◆ DATA ENTRIES
*****

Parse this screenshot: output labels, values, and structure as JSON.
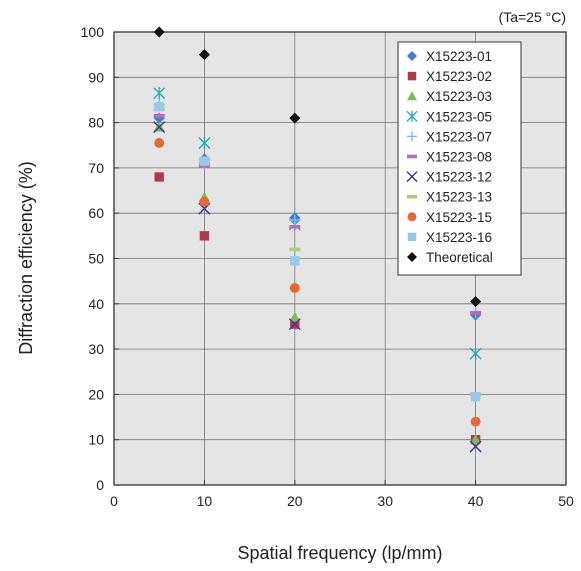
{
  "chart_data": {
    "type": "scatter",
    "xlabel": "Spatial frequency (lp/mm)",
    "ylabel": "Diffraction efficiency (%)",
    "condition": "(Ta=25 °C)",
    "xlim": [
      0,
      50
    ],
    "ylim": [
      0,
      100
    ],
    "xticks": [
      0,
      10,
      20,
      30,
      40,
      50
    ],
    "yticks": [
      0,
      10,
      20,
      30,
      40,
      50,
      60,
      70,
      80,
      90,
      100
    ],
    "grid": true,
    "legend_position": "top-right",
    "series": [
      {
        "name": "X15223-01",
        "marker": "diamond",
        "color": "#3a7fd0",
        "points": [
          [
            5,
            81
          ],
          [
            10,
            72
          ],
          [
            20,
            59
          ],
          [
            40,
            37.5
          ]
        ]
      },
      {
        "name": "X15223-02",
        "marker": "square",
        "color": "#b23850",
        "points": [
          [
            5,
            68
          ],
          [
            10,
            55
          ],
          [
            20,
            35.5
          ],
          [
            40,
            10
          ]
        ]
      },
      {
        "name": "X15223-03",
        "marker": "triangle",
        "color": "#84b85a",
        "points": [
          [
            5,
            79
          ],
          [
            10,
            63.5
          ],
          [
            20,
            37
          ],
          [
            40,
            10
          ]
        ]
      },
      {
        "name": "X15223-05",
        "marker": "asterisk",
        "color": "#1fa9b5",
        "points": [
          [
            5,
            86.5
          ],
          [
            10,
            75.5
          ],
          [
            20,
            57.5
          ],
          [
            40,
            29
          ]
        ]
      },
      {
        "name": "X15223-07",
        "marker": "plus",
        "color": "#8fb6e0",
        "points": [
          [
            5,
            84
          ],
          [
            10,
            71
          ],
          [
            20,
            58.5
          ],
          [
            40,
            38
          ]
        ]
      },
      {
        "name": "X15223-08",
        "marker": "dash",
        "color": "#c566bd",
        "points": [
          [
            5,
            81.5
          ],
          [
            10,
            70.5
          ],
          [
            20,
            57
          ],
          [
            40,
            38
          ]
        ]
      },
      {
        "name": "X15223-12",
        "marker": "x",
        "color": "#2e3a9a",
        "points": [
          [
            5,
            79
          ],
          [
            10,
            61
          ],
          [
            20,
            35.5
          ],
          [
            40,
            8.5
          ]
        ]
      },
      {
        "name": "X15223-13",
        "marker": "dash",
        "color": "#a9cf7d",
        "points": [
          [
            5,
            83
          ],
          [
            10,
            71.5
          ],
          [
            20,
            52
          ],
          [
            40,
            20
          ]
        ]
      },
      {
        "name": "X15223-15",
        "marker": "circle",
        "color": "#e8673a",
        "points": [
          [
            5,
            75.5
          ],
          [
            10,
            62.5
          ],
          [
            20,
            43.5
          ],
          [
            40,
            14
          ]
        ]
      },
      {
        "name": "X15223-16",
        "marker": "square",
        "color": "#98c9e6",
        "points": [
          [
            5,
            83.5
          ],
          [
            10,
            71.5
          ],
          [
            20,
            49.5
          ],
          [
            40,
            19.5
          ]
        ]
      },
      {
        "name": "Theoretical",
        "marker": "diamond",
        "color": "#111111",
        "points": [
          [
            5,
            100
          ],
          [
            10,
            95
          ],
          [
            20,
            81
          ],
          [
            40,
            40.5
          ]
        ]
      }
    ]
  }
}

*****

◆ REQUIRED WORK
Extract the entries in full, exactly as they are, minus the pictures.

◆ TASK RESULT
Parse this screenshot: output labels, values, and structure as JSON.
{
  "chart_data": {
    "type": "scatter",
    "xlabel": "Spatial frequency (lp/mm)",
    "ylabel": "Diffraction efficiency (%)",
    "condition": "(Ta=25 °C)",
    "xlim": [
      0,
      50
    ],
    "ylim": [
      0,
      100
    ],
    "xticks": [
      0,
      10,
      20,
      30,
      40,
      50
    ],
    "yticks": [
      0,
      10,
      20,
      30,
      40,
      50,
      60,
      70,
      80,
      90,
      100
    ],
    "grid": true,
    "legend_position": "top-right",
    "series": [
      {
        "name": "X15223-01",
        "marker": "diamond",
        "color": "#3a7fd0",
        "points": [
          [
            5,
            81
          ],
          [
            10,
            72
          ],
          [
            20,
            59
          ],
          [
            40,
            37.5
          ]
        ]
      },
      {
        "name": "X15223-02",
        "marker": "square",
        "color": "#b23850",
        "points": [
          [
            5,
            68
          ],
          [
            10,
            55
          ],
          [
            20,
            35.5
          ],
          [
            40,
            10
          ]
        ]
      },
      {
        "name": "X15223-03",
        "marker": "triangle",
        "color": "#84b85a",
        "points": [
          [
            5,
            79
          ],
          [
            10,
            63.5
          ],
          [
            20,
            37
          ],
          [
            40,
            10
          ]
        ]
      },
      {
        "name": "X15223-05",
        "marker": "asterisk",
        "color": "#1fa9b5",
        "points": [
          [
            5,
            86.5
          ],
          [
            10,
            75.5
          ],
          [
            20,
            57.5
          ],
          [
            40,
            29
          ]
        ]
      },
      {
        "name": "X15223-07",
        "marker": "plus",
        "color": "#8fb6e0",
        "points": [
          [
            5,
            84
          ],
          [
            10,
            71
          ],
          [
            20,
            58.5
          ],
          [
            40,
            38
          ]
        ]
      },
      {
        "name": "X15223-08",
        "marker": "dash",
        "color": "#c566bd",
        "points": [
          [
            5,
            81.5
          ],
          [
            10,
            70.5
          ],
          [
            20,
            57
          ],
          [
            40,
            38
          ]
        ]
      },
      {
        "name": "X15223-12",
        "marker": "x",
        "color": "#2e3a9a",
        "points": [
          [
            5,
            79
          ],
          [
            10,
            61
          ],
          [
            20,
            35.5
          ],
          [
            40,
            8.5
          ]
        ]
      },
      {
        "name": "X15223-13",
        "marker": "dash",
        "color": "#a9cf7d",
        "points": [
          [
            5,
            83
          ],
          [
            10,
            71.5
          ],
          [
            20,
            52
          ],
          [
            40,
            20
          ]
        ]
      },
      {
        "name": "X15223-15",
        "marker": "circle",
        "color": "#e8673a",
        "points": [
          [
            5,
            75.5
          ],
          [
            10,
            62.5
          ],
          [
            20,
            43.5
          ],
          [
            40,
            14
          ]
        ]
      },
      {
        "name": "X15223-16",
        "marker": "square",
        "color": "#98c9e6",
        "points": [
          [
            5,
            83.5
          ],
          [
            10,
            71.5
          ],
          [
            20,
            49.5
          ],
          [
            40,
            19.5
          ]
        ]
      },
      {
        "name": "Theoretical",
        "marker": "diamond",
        "color": "#111111",
        "points": [
          [
            5,
            100
          ],
          [
            10,
            95
          ],
          [
            20,
            81
          ],
          [
            40,
            40.5
          ]
        ]
      }
    ]
  }
}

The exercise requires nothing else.